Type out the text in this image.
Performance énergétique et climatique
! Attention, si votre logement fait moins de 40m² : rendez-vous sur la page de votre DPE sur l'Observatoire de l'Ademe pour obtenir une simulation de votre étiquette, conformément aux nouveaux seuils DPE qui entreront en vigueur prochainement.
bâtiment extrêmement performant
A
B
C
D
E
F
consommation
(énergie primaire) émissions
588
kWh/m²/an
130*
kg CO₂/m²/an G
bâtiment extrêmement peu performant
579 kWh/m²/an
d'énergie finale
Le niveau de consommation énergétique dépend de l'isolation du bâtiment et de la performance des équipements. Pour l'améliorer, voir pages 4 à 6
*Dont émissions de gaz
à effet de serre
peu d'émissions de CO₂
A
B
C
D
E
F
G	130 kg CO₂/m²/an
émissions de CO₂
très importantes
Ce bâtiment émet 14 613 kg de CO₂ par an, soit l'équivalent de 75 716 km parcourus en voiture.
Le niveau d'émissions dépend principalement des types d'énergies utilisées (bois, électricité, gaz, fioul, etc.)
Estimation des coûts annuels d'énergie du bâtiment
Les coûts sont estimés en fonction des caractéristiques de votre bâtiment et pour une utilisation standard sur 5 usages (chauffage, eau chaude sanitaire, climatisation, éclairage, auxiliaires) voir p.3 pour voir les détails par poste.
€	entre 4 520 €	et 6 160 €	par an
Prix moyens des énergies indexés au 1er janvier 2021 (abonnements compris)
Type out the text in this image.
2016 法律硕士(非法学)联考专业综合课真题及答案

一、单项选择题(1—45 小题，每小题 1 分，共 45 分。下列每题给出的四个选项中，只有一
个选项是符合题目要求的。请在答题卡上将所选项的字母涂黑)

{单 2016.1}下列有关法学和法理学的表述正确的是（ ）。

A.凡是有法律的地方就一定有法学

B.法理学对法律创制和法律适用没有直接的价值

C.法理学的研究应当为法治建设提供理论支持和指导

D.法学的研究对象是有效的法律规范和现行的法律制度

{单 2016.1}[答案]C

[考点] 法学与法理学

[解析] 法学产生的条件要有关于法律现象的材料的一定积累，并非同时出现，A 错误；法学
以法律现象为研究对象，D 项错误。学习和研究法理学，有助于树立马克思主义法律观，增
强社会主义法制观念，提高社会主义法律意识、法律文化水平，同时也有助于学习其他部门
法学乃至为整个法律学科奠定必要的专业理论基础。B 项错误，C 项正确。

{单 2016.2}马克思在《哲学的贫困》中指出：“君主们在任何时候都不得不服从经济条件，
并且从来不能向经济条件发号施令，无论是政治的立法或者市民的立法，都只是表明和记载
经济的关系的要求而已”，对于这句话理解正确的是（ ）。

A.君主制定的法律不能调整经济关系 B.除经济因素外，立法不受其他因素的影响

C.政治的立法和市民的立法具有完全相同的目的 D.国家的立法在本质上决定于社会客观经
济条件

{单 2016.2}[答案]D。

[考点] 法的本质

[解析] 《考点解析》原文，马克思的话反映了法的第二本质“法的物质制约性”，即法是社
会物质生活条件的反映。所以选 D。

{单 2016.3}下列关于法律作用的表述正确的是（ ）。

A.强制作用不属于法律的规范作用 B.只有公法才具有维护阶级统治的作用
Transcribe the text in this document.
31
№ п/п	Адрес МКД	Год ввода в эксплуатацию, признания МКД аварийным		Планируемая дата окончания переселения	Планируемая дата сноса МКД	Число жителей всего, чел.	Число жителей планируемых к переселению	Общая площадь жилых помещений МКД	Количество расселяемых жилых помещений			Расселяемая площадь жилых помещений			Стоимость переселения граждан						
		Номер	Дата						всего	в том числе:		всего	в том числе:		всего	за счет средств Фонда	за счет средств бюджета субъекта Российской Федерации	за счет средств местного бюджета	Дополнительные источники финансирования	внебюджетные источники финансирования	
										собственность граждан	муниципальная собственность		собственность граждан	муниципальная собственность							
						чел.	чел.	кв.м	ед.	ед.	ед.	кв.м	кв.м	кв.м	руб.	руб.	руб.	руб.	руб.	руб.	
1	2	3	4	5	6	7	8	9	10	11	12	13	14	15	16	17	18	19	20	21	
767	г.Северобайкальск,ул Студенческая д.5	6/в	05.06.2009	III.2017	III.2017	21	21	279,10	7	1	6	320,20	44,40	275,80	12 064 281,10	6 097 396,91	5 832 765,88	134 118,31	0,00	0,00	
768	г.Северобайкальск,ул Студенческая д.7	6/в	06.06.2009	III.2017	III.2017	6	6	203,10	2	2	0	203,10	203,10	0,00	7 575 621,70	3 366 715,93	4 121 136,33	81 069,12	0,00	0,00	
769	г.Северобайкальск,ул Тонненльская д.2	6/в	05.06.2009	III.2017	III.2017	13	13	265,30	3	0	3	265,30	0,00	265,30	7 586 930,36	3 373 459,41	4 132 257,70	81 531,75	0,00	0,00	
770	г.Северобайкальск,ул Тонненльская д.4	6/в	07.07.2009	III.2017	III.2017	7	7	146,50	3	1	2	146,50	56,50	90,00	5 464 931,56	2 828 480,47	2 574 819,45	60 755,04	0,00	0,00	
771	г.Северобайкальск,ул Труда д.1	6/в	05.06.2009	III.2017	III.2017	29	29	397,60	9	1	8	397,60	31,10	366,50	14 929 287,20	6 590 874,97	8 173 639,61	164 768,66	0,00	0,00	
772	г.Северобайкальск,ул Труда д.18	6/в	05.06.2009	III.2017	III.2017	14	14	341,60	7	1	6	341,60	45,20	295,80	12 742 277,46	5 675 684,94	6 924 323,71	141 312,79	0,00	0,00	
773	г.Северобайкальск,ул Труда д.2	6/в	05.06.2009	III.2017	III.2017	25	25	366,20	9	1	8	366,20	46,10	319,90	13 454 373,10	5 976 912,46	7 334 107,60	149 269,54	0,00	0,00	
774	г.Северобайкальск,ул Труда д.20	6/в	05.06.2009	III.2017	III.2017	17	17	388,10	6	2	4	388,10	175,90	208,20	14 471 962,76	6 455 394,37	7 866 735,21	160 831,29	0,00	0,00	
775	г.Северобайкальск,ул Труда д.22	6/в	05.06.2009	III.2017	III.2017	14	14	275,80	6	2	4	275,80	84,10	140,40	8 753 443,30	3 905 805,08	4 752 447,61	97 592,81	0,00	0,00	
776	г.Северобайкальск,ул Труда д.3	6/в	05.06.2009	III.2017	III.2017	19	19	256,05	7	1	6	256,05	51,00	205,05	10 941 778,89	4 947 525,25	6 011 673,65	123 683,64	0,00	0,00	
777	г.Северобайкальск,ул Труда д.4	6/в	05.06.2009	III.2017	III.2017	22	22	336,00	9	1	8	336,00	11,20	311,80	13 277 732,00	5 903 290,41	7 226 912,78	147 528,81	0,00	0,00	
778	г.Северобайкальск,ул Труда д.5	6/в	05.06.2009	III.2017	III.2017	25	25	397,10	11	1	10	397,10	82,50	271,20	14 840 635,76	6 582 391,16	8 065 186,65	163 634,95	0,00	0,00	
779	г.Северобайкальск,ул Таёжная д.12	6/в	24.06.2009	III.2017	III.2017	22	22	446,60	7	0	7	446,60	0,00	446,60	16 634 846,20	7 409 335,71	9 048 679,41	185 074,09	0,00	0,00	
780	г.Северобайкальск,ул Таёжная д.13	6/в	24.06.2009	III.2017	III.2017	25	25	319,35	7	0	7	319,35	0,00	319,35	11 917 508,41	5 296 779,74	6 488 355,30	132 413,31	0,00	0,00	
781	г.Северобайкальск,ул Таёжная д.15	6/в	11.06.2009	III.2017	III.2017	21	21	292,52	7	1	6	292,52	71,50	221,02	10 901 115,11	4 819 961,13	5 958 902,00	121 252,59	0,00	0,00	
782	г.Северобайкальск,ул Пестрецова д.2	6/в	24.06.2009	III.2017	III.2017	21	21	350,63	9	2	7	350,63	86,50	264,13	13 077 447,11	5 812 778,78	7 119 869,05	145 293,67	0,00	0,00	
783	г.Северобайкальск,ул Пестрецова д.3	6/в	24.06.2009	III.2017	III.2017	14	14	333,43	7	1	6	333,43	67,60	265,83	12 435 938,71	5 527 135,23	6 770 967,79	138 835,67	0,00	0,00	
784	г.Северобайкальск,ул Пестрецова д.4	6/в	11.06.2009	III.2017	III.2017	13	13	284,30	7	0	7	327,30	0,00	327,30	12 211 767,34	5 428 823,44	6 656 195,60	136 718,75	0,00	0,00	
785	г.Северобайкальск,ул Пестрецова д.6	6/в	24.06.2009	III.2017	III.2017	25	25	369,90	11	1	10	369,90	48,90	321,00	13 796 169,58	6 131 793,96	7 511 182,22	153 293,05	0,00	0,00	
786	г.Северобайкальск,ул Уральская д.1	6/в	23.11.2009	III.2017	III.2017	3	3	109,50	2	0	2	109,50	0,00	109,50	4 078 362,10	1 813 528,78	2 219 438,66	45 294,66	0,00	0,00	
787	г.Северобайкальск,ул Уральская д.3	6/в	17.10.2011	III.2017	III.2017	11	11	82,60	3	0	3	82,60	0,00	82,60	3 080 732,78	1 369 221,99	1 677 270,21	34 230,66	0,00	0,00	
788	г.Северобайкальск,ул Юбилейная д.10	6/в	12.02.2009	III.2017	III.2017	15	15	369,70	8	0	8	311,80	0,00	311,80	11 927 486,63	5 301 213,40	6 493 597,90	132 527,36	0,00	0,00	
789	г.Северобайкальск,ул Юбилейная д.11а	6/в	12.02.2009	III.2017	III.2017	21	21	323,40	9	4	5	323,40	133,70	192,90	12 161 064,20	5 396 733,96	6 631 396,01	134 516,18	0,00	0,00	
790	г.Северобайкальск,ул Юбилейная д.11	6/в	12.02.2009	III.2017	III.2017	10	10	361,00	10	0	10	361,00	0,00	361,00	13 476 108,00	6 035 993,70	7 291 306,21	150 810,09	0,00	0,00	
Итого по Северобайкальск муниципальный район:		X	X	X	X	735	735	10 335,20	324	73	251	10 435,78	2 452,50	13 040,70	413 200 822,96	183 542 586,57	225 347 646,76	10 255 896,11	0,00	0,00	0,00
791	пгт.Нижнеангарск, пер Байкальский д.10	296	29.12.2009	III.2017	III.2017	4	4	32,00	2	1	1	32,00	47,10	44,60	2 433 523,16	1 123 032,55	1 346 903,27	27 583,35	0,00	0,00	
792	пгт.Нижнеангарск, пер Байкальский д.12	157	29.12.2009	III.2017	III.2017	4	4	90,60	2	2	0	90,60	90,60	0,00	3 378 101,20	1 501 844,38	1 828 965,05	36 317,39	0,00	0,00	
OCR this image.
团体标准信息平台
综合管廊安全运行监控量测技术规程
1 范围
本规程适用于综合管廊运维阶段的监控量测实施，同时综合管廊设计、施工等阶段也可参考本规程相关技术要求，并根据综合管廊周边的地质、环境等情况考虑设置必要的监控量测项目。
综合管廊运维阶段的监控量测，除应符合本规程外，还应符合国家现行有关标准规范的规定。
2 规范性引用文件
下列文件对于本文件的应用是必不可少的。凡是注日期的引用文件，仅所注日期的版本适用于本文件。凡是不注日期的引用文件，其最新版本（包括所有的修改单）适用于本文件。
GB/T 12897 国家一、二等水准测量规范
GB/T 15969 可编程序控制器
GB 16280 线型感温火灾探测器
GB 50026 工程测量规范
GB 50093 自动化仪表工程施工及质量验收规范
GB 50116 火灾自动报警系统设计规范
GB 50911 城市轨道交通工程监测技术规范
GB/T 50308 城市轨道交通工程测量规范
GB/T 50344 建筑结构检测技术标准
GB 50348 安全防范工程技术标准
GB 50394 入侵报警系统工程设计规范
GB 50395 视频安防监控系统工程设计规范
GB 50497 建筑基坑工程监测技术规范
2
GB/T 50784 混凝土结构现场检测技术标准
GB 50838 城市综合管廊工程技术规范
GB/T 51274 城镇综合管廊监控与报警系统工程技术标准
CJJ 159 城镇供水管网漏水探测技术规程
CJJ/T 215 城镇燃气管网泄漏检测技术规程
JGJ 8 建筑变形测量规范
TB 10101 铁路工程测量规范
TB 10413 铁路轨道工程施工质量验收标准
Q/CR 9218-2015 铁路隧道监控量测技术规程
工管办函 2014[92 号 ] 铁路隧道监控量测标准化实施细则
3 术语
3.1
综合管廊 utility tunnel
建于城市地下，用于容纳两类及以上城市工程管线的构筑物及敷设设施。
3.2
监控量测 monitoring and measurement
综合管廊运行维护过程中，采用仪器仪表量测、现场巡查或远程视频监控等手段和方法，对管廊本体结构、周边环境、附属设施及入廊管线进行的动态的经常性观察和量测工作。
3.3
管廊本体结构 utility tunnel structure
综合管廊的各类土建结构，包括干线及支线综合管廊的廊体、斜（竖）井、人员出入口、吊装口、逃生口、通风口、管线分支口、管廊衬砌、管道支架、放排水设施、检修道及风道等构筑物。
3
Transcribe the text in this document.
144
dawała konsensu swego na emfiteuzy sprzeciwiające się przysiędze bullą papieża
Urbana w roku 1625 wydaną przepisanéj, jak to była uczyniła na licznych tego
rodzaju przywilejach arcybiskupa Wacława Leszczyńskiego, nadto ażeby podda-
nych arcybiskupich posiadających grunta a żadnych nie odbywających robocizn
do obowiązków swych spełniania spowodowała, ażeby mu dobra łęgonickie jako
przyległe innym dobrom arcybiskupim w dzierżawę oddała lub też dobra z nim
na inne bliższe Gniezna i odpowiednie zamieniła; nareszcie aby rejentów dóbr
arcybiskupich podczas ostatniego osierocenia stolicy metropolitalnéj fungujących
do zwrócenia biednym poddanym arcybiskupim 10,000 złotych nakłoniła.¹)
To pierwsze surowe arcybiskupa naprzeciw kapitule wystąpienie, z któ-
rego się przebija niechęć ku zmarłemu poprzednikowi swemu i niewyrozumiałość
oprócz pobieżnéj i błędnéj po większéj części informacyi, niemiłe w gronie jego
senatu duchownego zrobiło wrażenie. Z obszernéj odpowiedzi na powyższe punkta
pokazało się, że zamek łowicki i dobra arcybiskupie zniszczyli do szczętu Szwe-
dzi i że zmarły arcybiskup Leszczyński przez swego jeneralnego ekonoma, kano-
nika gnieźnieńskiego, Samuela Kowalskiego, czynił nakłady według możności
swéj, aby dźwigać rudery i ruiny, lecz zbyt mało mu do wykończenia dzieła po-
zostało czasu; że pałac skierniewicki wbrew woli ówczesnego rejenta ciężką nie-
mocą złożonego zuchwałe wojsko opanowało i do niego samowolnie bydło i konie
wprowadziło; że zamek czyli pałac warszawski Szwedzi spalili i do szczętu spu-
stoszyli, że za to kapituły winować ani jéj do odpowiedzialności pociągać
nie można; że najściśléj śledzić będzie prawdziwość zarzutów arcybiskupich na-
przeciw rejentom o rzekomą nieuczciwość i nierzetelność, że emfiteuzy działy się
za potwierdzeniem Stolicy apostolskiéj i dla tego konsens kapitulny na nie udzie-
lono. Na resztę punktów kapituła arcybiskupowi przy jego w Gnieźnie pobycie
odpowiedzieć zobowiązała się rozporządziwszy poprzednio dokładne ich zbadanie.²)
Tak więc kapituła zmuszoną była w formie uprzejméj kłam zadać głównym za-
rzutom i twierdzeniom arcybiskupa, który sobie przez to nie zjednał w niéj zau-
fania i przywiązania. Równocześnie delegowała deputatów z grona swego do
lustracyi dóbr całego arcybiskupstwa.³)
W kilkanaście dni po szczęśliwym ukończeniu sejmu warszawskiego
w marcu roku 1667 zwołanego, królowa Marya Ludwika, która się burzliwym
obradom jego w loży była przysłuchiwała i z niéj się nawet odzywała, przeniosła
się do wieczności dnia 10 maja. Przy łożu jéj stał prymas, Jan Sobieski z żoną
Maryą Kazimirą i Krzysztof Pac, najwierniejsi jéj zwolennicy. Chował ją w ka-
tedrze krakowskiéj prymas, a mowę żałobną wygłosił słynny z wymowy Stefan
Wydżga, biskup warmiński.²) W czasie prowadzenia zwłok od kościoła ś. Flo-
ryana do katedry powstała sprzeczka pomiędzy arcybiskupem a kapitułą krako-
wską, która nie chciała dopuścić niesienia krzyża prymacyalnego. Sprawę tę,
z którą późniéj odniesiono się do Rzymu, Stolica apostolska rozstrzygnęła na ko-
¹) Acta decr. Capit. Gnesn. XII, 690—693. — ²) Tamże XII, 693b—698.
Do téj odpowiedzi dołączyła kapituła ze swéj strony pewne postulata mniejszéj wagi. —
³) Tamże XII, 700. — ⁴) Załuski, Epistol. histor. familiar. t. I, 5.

▶ **SHORT EXERCISE**
Check all the records above and select each line where the string "Студенческая" is found.

▶ **REPLY**
767	г.Северобайкальск,ул Студенческая д.5	6/в	05.06.2009	III.2017	III.2017	21	21	279,10	7	1	6	320,20	44,40	275,80	12 064 281,10	6 097 396,91	5 832 765,88	134 118,31	0,00	0,00	
768	г.Северобайкальск,ул Студенческая д.7	6/в	06.06.2009	III.2017	III.2017	6	6	203,10	2	2	0	203,10	203,10	0,00	7 575 621,70	3 366 715,93	4 121 136,33	81 069,12	0,00	0,00	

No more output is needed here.